[LESETEXT]
Verspätung auch beim Verkauf

+
Wer Tickets kaufen will, muss die Automaten der Bahn nutzen – die blau-gelben des Metronom funktionieren nicht.

Uelzen - Von Thomas Mitzlaff. Die Einführung eines eigenen Vertriebssystems wird für die Uelzener Eisenbahngesellschaft Metronom allmählich zum Fiasko: Auch fünf Wochen nach dem offiziellen Start mit eigenen Fahrkarten sind die Tickets auf den Bahnhöfen noch nicht zu bekommen – bislang funktioniert kein einziger Automat auf den Stationen zwischen Bremen, Hamburg, Uelzen und Göttingen.

(Strukturierte Daten zur Seitenanalyse)
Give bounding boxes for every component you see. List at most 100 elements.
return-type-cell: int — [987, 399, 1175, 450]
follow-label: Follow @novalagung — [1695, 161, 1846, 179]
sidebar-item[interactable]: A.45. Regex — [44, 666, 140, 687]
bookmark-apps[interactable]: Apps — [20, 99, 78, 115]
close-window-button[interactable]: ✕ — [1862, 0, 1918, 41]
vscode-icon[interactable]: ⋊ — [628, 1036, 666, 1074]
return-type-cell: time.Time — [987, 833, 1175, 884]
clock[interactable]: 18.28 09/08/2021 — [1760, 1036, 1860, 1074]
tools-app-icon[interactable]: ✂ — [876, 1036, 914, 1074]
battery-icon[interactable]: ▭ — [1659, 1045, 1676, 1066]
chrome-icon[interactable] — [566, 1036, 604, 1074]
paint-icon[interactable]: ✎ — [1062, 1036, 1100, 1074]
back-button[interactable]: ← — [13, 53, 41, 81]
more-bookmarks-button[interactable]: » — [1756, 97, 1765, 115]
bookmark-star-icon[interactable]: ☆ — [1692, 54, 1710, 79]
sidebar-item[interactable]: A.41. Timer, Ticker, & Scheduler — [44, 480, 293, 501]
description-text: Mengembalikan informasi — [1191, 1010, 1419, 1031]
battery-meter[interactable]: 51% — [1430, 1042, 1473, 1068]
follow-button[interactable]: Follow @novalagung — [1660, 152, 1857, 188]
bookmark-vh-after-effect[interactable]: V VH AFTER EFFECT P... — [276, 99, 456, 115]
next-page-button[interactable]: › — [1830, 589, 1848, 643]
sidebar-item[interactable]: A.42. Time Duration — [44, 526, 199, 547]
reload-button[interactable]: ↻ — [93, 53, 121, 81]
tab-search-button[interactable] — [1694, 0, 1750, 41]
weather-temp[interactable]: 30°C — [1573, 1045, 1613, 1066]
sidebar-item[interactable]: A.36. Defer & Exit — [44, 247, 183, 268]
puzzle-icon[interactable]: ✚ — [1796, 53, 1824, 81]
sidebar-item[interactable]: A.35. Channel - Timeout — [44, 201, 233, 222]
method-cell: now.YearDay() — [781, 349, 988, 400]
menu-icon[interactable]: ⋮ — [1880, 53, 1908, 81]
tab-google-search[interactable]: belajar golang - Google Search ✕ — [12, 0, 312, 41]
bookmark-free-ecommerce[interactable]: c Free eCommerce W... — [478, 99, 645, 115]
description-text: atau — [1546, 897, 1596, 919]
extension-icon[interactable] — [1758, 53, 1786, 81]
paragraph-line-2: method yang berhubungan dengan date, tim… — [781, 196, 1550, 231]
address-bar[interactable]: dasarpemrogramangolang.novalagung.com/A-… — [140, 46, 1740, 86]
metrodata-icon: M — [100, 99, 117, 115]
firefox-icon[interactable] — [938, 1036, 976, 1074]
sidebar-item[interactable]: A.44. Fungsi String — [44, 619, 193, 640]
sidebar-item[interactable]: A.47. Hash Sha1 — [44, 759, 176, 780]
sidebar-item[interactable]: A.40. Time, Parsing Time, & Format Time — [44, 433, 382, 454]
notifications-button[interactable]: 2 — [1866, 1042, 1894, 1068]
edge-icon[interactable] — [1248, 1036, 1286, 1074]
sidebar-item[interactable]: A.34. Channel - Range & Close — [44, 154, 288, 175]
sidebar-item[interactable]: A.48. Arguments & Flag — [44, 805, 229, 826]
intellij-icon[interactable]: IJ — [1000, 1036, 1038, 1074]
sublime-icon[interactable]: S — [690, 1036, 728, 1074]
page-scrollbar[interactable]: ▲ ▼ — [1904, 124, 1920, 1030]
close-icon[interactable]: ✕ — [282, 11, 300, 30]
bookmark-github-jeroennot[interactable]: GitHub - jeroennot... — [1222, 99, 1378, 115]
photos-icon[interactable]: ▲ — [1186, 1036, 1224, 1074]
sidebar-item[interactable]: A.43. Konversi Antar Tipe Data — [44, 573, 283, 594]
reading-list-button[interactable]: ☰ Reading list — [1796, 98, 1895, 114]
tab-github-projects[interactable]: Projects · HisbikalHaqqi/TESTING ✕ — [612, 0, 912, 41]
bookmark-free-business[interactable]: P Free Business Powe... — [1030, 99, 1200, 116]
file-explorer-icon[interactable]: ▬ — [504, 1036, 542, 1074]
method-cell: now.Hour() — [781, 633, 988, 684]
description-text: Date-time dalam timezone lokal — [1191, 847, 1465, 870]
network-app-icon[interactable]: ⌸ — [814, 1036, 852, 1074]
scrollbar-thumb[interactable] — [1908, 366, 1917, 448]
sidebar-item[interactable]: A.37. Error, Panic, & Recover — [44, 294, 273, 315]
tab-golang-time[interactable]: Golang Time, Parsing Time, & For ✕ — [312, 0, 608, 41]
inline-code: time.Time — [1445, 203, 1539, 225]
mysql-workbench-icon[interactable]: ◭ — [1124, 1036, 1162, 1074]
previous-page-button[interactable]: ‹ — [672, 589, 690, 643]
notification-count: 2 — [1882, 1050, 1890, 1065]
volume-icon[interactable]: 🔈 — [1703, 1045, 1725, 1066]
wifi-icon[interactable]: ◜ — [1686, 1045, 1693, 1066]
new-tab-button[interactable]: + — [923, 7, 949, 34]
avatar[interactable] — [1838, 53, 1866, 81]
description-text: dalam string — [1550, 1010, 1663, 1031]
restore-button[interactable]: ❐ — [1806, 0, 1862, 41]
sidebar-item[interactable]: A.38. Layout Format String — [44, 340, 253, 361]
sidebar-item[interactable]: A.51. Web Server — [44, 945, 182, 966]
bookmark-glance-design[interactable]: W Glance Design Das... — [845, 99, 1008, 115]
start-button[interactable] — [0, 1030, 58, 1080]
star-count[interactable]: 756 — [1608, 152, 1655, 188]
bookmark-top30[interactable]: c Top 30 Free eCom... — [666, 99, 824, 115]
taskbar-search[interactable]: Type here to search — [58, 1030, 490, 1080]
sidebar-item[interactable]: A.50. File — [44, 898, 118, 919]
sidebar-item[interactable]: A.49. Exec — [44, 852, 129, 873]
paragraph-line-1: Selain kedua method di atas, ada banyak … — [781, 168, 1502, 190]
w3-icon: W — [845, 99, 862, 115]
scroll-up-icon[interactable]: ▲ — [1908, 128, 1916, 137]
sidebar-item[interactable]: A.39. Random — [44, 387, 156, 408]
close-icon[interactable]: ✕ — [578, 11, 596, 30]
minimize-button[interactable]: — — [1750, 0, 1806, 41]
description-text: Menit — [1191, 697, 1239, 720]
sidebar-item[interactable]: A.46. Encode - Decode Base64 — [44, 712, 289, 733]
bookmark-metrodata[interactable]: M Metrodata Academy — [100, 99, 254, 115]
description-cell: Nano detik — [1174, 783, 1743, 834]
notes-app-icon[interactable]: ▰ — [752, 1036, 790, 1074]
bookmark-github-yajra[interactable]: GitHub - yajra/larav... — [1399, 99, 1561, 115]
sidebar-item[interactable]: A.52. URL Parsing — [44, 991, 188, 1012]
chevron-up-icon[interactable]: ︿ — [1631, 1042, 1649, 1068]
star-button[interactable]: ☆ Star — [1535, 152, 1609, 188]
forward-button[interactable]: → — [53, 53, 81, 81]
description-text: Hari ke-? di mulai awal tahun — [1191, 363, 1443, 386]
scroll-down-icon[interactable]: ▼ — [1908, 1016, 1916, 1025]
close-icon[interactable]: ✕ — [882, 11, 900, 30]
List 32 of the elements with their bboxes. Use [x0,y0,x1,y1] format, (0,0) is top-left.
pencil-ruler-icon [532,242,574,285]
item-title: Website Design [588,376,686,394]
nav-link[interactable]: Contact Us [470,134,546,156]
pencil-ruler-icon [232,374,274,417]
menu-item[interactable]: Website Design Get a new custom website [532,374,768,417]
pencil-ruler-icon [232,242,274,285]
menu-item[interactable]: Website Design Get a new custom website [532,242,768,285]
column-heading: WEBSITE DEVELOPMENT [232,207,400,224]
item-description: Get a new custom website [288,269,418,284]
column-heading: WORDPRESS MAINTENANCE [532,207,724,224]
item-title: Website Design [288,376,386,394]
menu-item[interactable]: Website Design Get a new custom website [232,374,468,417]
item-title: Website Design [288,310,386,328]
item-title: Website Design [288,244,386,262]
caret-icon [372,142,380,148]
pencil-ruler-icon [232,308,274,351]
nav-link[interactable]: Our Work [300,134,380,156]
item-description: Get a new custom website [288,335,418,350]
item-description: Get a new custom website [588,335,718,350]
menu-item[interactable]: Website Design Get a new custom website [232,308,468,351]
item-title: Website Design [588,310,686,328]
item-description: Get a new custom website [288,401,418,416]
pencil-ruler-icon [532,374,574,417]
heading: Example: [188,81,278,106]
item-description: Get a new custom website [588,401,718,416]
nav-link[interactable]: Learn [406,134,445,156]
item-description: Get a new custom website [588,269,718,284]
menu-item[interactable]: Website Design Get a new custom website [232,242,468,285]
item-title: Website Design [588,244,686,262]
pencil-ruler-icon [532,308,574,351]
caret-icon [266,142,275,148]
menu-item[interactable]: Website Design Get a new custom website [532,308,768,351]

[AUFGABE]
Nennen Sie alle Städte, die der Lesetext für die Strecke angibt, auf deren Stationen kein Automat funktioniert.

[LÖSUNG]
Bremen, Hamburg, Uelzen, Göttingen